[Items from a figure collection]
────
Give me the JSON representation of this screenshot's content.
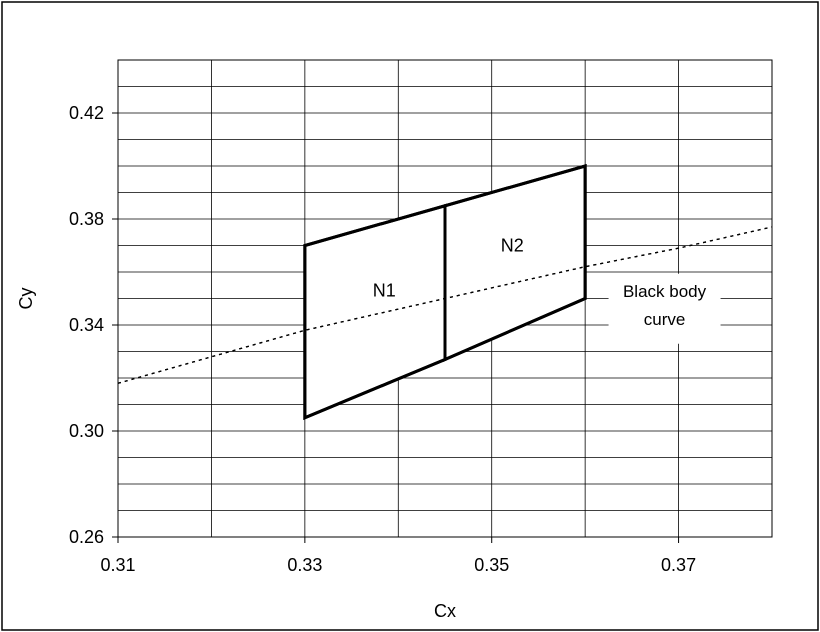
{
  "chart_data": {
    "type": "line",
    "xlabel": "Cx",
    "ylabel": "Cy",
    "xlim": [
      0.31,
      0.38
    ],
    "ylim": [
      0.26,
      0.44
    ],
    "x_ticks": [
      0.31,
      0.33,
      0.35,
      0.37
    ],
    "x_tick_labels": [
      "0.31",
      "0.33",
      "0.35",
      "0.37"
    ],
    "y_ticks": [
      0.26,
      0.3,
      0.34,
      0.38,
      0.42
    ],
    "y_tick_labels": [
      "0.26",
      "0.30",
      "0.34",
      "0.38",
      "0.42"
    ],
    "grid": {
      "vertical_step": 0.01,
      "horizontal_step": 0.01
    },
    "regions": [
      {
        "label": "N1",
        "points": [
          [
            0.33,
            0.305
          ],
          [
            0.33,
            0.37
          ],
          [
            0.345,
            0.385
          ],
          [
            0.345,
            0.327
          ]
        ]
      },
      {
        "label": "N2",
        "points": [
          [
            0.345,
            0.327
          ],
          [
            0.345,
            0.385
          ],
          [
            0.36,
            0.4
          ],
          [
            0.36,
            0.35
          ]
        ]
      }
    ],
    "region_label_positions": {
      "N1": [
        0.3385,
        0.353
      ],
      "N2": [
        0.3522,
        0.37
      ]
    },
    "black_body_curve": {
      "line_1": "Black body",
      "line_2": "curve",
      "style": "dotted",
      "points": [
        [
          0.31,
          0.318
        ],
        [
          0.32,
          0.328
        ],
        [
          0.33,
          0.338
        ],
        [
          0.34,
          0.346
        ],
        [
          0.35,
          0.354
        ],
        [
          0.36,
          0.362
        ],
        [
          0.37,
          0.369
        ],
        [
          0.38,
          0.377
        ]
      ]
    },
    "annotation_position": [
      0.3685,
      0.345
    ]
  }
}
────
= PROBLEM DETAILS =
Every record above should be written out again exactly; the pictures stay out of the copy.

= SOLVED EXERCISE =
Give me the JSON representation of this screenshot's content.
{
  "chart_data": {
    "type": "line",
    "xlabel": "Cx",
    "ylabel": "Cy",
    "xlim": [
      0.31,
      0.38
    ],
    "ylim": [
      0.26,
      0.44
    ],
    "x_ticks": [
      0.31,
      0.33,
      0.35,
      0.37
    ],
    "x_tick_labels": [
      "0.31",
      "0.33",
      "0.35",
      "0.37"
    ],
    "y_ticks": [
      0.26,
      0.3,
      0.34,
      0.38,
      0.42
    ],
    "y_tick_labels": [
      "0.26",
      "0.30",
      "0.34",
      "0.38",
      "0.42"
    ],
    "grid": {
      "vertical_step": 0.01,
      "horizontal_step": 0.01
    },
    "regions": [
      {
        "label": "N1",
        "points": [
          [
            0.33,
            0.305
          ],
          [
            0.33,
            0.37
          ],
          [
            0.345,
            0.385
          ],
          [
            0.345,
            0.327
          ]
        ]
      },
      {
        "label": "N2",
        "points": [
          [
            0.345,
            0.327
          ],
          [
            0.345,
            0.385
          ],
          [
            0.36,
            0.4
          ],
          [
            0.36,
            0.35
          ]
        ]
      }
    ],
    "region_label_positions": {
      "N1": [
        0.3385,
        0.353
      ],
      "N2": [
        0.3522,
        0.37
      ]
    },
    "black_body_curve": {
      "line_1": "Black body",
      "line_2": "curve",
      "style": "dotted",
      "points": [
        [
          0.31,
          0.318
        ],
        [
          0.32,
          0.328
        ],
        [
          0.33,
          0.338
        ],
        [
          0.34,
          0.346
        ],
        [
          0.35,
          0.354
        ],
        [
          0.36,
          0.362
        ],
        [
          0.37,
          0.369
        ],
        [
          0.38,
          0.377
        ]
      ]
    },
    "annotation_position": [
      0.3685,
      0.345
    ]
  }
}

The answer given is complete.